-- start DATA SUPPLIED --
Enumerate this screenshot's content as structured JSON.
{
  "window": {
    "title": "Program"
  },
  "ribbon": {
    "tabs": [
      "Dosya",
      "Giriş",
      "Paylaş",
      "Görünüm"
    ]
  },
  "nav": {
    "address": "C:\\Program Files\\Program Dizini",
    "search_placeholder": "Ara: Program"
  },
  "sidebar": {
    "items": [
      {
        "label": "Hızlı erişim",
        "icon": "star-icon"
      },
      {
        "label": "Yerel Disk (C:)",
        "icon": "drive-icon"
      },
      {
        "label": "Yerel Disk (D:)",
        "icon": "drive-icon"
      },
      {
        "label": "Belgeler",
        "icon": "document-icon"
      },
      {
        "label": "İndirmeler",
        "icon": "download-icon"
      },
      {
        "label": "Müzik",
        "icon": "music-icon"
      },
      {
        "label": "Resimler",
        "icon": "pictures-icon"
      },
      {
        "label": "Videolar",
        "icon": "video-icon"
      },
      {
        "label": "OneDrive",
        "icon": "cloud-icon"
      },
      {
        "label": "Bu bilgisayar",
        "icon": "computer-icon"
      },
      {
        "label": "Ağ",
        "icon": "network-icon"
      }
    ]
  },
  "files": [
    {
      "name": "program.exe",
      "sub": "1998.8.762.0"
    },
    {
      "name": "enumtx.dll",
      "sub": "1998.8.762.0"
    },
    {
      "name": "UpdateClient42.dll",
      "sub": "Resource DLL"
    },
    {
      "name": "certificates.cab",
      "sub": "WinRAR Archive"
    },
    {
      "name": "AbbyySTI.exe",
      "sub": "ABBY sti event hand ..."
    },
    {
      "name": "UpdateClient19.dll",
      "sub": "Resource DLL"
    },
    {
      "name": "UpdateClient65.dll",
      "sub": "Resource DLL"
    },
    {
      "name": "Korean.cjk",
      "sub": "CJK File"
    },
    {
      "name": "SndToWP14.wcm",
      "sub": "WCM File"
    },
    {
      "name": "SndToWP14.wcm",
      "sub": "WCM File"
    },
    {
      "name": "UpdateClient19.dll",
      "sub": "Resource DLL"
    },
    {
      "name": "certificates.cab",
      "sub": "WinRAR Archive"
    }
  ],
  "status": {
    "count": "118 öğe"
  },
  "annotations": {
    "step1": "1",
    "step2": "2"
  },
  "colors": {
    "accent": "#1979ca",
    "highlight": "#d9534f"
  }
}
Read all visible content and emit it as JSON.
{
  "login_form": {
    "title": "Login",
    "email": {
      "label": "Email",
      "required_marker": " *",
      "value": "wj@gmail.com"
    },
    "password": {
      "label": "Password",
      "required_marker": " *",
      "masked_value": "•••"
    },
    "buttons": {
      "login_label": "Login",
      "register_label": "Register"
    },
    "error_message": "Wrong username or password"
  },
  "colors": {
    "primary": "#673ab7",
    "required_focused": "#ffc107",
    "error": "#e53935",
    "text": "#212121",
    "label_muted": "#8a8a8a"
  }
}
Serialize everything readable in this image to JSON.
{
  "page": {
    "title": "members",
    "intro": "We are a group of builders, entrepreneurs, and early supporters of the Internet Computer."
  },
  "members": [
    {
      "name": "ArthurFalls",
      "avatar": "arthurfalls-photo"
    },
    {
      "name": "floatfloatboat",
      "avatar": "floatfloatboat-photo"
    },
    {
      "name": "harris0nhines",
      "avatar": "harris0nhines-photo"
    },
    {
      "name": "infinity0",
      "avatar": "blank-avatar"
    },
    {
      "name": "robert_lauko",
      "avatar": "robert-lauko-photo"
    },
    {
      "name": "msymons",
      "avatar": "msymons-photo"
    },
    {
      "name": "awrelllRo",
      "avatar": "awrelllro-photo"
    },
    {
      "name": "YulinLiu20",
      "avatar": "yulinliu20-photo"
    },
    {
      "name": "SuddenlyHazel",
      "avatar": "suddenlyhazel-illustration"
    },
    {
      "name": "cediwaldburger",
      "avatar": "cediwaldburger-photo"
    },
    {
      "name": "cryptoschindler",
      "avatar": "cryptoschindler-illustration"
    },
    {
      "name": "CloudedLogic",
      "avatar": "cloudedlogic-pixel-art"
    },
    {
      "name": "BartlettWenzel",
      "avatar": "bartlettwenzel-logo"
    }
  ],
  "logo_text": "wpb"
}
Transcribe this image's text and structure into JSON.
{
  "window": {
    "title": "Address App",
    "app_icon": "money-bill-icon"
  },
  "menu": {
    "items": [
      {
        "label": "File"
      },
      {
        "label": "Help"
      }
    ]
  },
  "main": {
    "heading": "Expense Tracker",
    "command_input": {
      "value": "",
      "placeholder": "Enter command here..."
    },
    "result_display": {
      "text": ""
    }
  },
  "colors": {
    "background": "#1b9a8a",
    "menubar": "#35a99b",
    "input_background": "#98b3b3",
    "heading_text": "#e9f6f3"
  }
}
-- end DATA SUPPLIED --
### THE PROBLEM
Extract every line from the one containing "Transcribe this image's" through the last line of the data, inclusive, exactly as written.

### RESULT FOR THIS EXERCISE
Transcribe this image's text and structure into JSON.
{
  "window": {
    "title": "Address App",
    "app_icon": "money-bill-icon"
  },
  "menu": {
    "items": [
      {
        "label": "File"
      },
      {
        "label": "Help"
      }
    ]
  },
  "main": {
    "heading": "Expense Tracker",
    "command_input": {
      "value": "",
      "placeholder": "Enter command here..."
    },
    "result_display": {
      "text": ""
    }
  },
  "colors": {
    "background": "#1b9a8a",
    "menubar": "#35a99b",
    "input_background": "#98b3b3",
    "heading_text": "#e9f6f3"
  }
}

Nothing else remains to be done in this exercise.